■ **TEXT PROVIDED**
Re: [Qemu-devel] [Qemu-ppc] [RFC PATCH 0/6] target/ppc: convert VMX instructions to use TCG vector operations

qemu-devel.nongnu.org archive mirror
 help / color / mirror / Atom feed

From: David Gibson <david@gibson.dropbear.id.au>
To: BALATON Zoltan <balaton@eik.bme.hu>
Cc: Mark Cave-Ayland <mark.cave-ayland@ilande.co.uk>,
	qemu-ppc@nongnu.org, richard.henderson@linaro.org,
	qemu-devel@nongnu.org
Subject: Re: [Qemu-devel] [Qemu-ppc] [RFC PATCH 0/6] target/ppc: convert VMX instructions to use TCG vector operations
Date: Tue, 11 Dec 2018 12:20:27 +1100	[thread overview]
Message-ID: <20181211012027.GA4261@umbus.fritz.box> (raw)
In-Reply-To: <alpine.BSF.2.21.9999.1812102035360.24343@zero.eik.bme.hu>

[-- Attachment #1: Type: text/plain, Size: 6251 bytes --]

On Mon, Dec 10, 2018 at 09:54:51PM +0100, BALATON Zoltan wrote:
> On Mon, 10 Dec 2018, David Gibson wrote:
> > On Mon, Dec 10, 2018 at 01:33:53AM +0100, BALATON Zoltan wrote:
> > > On Fri, 7 Dec 2018, Mark Cave-Ayland wrote:
> > > > This patchset is an attempt at trying to improve the VMX (Altivec) instruction
> > > > performance by making use of the new TCG vector operations where possible.
> > > 
> > > This is very welcome, thanks for doing this.
> > > 
> > > > In order to use TCG vector operations, the registers must be accessible from cpu_env
> > > > whilst currently they are accessed via arrays of static TCG globals. Patches 1-3
> > > > are therefore mechanical patches which introduce access helpers for FPR, AVR and VSR
> > > > registers using the supplied TCGv_i64 parameter.
> > > 
> > > Have you tried some benchmarks or tests to measure the impact of these
> > > changes? I've tried the (very unscientific) benchmarks I've written about
> > > before here:
> > > 
> > > http://lists.nongnu.org/archive/html/qemu-ppc/2018-07/msg00261.html
> > > 
> > > (which seem to use AltiVec/VMX instructions but not sure which) on mac99
> > > with MorphOS and I could not see any performance increase. I haven't run
> > > enough tests but results with or without this series on master were mostly
> > > the same within a few percents, and sometimes even seen lower performance
> > > with these patches than without. I haven't tried to find out why (no time
> > > for that now) so can't really draw any conclusions from this. I'm also not
> > > sure if I've actually tested what you've changed or these use instructions
> > > that your patches don't optimise yet, or the changes I've seen were just
> > > normal changes between runs; but I wonder if the increased number of
> > > temporaries could result in lower performance in some cases?

■ **GIVEN DATA**
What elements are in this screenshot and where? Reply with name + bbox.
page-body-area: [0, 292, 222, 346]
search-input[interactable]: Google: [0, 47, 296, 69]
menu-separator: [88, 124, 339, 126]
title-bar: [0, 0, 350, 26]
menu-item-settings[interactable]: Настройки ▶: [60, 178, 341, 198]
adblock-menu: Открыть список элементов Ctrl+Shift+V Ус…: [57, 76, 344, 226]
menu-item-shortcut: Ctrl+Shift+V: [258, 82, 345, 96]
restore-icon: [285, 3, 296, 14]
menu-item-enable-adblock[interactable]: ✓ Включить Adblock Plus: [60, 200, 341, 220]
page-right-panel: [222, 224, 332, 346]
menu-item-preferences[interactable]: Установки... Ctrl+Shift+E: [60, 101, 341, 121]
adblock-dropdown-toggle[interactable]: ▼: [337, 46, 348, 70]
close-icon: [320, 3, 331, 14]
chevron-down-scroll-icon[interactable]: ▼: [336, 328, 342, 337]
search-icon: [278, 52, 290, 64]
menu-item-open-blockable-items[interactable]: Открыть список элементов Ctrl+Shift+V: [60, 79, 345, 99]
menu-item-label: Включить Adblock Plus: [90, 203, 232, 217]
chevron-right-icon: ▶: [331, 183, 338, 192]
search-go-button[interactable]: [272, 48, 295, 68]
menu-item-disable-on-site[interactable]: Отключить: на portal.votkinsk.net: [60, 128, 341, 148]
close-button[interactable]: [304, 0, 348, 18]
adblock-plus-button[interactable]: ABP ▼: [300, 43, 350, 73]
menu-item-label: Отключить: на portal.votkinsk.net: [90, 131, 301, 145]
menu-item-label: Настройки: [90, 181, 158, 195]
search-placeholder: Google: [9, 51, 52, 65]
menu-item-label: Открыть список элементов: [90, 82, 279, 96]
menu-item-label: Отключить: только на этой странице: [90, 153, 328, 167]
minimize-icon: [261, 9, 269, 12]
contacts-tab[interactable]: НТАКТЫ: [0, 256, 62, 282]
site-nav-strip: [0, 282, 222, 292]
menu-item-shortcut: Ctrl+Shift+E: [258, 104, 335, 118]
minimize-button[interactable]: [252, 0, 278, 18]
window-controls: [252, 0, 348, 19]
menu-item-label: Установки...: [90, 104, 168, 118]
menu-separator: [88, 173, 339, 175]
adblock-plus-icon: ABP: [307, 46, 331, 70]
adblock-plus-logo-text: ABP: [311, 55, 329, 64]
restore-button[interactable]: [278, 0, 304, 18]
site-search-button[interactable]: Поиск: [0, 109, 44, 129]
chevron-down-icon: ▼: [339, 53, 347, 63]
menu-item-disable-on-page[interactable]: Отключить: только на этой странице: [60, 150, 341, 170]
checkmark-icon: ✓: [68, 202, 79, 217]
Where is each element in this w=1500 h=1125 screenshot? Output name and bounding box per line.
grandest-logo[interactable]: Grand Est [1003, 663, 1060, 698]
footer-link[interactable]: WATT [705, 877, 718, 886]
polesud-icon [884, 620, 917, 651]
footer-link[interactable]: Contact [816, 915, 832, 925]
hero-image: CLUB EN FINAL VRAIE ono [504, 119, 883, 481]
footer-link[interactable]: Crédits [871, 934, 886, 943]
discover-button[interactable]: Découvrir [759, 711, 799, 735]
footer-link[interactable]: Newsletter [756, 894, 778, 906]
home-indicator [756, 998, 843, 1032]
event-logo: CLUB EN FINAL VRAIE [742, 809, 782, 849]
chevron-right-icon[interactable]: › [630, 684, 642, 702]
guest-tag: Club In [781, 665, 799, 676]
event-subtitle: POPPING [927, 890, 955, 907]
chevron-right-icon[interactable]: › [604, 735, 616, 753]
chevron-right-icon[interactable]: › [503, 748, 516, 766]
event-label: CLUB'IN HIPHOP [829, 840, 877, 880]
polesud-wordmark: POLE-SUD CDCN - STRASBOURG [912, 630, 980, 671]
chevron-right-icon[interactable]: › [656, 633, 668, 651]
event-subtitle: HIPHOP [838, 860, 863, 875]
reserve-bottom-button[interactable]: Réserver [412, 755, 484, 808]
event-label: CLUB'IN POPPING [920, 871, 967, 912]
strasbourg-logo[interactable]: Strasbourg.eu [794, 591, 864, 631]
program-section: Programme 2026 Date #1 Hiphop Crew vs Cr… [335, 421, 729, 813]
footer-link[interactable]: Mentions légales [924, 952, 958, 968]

■ **OBJECTIVES**
• a. In the QEMU mailing list thread, which machine and operating system did BALATON Zoltan use when running the benchmarks?
• b. Copy out the listing word for word, starting at its first line and ending at the line that contains "adblock-menu: Открыть список".
The listing has nothing to do with the QEMU mailing list thread.

■ **ANSWERS TO THE EXERCISE**
• a. Mac99 with MorphOS.

• b.
What elements are in this screenshot and where? Reply with name + bbox.
page-body-area: [0, 292, 222, 346]
search-input[interactable]: Google: [0, 47, 296, 69]
menu-separator: [88, 124, 339, 126]
title-bar: [0, 0, 350, 26]
menu-item-settings[interactable]: Настройки ▶: [60, 178, 341, 198]
adblock-menu: Открыть список элементов Ctrl+Shift+V Ус…: [57, 76, 344, 226]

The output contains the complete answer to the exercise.